** EXERCISE TASK **
In the entries below, find the lines that contain the word "true" and copy them.

** ENTRIES **
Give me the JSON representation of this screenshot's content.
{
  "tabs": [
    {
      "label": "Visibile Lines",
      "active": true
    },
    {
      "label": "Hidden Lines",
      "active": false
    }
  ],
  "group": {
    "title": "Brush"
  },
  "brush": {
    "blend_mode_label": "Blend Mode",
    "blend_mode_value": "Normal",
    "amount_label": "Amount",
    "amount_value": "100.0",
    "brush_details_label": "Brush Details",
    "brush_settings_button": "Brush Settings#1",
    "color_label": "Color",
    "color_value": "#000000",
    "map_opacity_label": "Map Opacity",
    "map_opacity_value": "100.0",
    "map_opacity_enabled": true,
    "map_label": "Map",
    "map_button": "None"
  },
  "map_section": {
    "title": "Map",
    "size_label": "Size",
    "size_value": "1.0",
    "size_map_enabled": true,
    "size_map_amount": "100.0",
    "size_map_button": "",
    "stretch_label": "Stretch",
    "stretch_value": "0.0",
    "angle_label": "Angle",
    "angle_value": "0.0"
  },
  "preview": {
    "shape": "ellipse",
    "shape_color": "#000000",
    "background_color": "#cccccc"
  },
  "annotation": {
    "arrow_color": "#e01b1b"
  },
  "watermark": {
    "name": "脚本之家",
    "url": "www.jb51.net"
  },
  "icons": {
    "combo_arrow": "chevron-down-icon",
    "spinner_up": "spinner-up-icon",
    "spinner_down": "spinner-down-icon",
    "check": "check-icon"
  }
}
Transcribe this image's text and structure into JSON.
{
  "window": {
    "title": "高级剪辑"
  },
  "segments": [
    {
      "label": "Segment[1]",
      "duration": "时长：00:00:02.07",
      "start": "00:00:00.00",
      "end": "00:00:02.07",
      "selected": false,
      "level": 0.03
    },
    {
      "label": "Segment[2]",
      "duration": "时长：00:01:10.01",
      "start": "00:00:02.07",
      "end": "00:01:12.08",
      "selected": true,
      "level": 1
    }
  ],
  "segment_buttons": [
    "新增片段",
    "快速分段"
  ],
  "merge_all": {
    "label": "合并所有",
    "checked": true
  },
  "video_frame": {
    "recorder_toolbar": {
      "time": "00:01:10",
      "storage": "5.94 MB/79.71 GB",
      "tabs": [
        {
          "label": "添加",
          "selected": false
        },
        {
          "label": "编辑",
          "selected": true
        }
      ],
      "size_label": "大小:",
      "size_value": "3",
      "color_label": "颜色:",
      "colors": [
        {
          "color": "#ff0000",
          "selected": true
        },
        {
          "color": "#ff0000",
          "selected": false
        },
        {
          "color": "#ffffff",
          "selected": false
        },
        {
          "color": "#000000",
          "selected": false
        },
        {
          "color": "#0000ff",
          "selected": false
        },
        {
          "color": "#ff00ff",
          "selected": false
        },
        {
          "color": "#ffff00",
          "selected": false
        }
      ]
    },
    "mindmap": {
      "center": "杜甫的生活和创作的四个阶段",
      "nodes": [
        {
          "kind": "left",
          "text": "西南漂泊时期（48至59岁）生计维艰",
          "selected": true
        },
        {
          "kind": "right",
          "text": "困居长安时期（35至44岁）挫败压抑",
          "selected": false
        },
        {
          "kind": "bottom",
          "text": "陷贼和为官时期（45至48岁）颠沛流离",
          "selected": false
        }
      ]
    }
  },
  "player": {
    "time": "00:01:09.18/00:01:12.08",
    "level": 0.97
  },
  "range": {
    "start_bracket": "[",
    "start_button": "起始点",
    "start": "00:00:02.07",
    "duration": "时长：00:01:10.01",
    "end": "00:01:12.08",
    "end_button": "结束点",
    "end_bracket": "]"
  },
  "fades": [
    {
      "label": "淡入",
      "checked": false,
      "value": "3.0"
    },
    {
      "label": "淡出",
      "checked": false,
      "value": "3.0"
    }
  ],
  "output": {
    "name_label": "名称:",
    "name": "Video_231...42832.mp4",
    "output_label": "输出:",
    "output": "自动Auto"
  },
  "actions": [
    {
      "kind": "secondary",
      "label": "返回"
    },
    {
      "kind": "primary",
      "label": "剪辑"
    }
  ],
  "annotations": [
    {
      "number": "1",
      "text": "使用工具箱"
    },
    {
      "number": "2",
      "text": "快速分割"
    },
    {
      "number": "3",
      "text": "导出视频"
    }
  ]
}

** FULL SOLUTION **
      "active": true
    "map_opacity_enabled": true,
    "size_map_enabled": true,
      "selected": true,
    "checked": true
          "selected": true
          "selected": true
          "selected": true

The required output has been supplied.